Report, as a bare number, how many lines of the material below contain the word "xaxis".
[start]
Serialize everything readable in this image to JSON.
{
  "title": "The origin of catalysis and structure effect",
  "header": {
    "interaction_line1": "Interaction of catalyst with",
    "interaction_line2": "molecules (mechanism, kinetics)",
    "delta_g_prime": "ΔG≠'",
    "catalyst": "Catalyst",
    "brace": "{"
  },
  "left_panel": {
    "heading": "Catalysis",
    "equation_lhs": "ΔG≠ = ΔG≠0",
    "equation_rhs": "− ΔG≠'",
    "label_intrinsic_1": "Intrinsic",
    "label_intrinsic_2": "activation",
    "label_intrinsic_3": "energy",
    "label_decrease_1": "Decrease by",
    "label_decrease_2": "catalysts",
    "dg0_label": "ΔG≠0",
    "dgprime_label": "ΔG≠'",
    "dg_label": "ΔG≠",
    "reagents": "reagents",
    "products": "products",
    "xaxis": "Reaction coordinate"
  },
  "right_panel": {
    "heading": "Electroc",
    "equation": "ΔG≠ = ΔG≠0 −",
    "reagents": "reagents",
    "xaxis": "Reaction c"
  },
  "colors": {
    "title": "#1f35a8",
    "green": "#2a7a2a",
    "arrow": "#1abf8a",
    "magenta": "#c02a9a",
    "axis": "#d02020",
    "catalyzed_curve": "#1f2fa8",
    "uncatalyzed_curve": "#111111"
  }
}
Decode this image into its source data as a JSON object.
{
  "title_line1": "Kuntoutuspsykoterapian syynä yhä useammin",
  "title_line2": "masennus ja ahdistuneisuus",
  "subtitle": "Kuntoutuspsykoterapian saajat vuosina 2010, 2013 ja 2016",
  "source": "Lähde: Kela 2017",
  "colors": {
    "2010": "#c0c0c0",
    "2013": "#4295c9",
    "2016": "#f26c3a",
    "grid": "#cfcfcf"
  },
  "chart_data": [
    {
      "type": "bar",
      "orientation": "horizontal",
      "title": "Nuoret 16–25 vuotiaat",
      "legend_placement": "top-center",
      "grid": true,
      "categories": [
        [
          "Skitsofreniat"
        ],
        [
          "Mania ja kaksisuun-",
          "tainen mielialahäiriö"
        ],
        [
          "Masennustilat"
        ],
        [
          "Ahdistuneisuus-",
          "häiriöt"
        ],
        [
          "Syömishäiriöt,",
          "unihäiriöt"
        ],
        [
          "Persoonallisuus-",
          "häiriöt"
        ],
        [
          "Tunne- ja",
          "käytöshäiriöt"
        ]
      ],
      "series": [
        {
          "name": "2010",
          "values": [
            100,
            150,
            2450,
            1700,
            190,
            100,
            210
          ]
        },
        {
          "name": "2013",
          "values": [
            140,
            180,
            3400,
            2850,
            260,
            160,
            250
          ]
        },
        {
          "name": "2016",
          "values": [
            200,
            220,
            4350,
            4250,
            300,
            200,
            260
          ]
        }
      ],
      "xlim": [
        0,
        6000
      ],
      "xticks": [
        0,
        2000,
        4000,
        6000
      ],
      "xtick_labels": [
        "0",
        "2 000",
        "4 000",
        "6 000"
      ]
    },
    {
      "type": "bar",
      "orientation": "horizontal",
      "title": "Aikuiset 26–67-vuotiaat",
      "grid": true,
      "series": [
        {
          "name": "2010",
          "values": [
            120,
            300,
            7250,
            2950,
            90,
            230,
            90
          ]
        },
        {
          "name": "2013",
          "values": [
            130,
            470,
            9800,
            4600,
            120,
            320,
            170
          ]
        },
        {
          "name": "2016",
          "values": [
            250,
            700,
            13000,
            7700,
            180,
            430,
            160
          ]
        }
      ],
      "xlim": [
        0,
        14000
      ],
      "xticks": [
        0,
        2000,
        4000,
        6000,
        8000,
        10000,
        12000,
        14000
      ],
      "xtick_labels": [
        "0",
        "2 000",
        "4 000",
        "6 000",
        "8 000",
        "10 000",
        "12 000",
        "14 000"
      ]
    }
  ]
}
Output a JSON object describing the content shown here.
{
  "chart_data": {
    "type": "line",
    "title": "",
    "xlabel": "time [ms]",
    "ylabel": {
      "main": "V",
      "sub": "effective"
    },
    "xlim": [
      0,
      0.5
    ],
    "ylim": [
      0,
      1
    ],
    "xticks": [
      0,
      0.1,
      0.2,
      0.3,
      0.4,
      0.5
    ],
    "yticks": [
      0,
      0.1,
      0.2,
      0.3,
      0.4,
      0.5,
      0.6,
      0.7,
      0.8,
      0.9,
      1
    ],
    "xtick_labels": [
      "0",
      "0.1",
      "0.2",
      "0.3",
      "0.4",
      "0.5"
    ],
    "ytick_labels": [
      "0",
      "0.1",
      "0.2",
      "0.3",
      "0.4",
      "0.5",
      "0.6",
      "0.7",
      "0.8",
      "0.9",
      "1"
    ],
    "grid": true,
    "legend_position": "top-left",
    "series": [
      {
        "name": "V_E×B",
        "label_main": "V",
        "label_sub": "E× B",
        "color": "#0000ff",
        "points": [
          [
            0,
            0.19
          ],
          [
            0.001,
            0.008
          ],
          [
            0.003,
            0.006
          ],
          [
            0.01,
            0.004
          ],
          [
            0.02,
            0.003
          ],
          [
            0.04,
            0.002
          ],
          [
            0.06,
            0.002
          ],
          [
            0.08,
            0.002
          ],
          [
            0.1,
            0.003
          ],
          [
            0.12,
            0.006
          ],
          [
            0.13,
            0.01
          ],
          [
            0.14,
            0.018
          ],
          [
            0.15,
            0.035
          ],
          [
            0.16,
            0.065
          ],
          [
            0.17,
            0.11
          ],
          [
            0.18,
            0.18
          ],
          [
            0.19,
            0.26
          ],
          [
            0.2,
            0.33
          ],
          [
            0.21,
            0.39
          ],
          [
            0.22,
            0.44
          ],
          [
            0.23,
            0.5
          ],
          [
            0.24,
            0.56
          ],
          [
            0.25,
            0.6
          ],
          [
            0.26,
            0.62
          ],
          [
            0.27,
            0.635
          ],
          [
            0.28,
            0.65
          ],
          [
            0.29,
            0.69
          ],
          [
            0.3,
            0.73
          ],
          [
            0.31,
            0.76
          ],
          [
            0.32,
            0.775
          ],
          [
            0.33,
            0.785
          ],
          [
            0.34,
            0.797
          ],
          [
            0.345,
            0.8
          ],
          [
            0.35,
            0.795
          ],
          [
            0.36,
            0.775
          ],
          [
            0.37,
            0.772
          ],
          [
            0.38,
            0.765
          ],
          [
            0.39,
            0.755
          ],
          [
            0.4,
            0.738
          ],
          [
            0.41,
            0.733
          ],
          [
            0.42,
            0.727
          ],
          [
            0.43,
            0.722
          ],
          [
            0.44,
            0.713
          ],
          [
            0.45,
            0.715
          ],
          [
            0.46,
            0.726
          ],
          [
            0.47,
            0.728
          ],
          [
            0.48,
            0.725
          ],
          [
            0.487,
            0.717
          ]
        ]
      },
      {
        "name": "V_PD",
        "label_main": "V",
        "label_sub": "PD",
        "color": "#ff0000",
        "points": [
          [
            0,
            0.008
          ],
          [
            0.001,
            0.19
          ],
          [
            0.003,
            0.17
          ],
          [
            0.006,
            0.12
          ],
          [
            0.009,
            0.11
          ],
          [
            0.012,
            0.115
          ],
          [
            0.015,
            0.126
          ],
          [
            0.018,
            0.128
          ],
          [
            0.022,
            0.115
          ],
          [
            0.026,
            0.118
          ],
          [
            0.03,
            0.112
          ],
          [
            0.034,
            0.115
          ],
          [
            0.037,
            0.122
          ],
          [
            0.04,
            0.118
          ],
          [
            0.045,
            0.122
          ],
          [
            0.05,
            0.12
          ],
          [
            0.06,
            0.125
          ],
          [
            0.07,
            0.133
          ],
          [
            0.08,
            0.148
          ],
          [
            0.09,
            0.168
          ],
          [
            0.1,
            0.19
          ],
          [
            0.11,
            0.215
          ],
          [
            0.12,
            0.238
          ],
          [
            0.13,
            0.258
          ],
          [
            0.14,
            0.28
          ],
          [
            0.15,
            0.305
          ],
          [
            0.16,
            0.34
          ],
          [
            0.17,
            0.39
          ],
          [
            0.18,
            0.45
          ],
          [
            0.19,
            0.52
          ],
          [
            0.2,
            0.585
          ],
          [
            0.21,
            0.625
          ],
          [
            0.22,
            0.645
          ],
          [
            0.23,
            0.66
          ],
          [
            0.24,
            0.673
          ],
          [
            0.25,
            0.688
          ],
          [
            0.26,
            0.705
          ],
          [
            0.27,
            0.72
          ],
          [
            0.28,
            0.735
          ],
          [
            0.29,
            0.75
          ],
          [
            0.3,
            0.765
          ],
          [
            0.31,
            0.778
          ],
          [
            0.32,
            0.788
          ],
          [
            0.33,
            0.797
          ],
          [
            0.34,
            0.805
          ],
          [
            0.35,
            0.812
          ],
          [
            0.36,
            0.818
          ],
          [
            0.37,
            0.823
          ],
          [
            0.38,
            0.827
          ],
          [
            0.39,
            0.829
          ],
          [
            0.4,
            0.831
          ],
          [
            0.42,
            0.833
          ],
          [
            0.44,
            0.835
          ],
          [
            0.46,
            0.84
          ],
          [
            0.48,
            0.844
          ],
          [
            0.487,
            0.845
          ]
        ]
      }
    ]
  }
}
[end]
Response for this exercise —
2